TASK DIRECTIONS:
Work through the entries below and report how many lines include "zgromadzone". The number alone is the answer.

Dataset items
= = = = =
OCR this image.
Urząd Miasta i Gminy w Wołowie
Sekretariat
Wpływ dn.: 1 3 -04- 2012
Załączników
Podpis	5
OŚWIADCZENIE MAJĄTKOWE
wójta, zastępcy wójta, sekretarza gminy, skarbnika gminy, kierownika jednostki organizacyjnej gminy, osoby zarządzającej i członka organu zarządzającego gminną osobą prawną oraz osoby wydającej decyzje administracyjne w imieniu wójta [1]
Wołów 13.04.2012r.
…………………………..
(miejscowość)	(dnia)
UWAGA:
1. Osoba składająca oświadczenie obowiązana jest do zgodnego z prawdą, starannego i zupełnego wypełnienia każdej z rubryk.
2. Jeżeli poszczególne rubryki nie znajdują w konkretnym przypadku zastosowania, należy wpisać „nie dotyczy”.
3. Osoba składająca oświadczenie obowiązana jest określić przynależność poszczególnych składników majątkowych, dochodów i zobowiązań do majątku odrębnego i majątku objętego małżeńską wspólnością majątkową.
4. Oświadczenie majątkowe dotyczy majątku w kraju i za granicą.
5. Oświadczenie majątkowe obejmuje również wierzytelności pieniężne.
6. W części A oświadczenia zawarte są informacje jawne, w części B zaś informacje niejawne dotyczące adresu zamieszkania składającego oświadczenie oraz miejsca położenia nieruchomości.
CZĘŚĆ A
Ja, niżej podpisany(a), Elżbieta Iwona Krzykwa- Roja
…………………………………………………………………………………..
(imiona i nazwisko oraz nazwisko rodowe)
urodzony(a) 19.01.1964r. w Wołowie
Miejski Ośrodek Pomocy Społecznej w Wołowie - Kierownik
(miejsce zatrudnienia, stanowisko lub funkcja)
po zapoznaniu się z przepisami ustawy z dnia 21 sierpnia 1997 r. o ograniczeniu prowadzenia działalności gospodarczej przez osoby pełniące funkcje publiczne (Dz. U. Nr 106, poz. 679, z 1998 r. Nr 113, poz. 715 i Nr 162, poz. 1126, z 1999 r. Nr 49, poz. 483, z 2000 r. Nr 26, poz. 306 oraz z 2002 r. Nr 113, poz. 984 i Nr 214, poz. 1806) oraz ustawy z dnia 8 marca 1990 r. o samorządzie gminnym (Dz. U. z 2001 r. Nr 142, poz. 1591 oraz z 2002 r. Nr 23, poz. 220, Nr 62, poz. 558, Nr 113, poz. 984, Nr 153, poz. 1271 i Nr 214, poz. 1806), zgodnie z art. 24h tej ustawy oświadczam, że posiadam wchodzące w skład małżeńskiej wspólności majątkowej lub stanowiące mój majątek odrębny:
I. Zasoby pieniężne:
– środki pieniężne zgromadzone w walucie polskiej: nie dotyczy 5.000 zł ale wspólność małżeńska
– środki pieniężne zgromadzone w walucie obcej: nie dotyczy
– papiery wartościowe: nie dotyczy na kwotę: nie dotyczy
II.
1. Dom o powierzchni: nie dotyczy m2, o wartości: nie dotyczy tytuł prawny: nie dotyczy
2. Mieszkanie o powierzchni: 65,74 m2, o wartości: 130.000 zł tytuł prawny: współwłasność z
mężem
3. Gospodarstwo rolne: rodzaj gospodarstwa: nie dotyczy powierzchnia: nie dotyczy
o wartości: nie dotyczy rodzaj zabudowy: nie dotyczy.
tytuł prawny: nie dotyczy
= = = = =
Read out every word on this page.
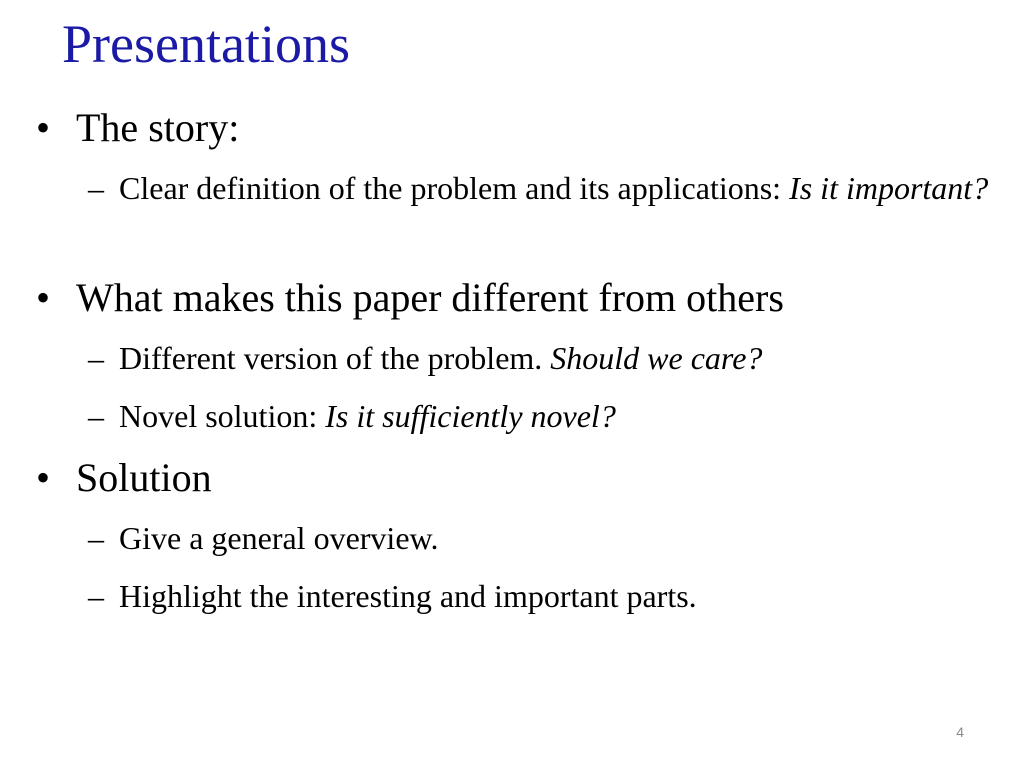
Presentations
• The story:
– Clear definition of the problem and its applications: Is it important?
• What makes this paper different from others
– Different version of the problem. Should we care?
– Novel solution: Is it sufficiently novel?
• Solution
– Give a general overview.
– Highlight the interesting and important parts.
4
= = = = =
RESULT FOR THIS EXERCISE:
2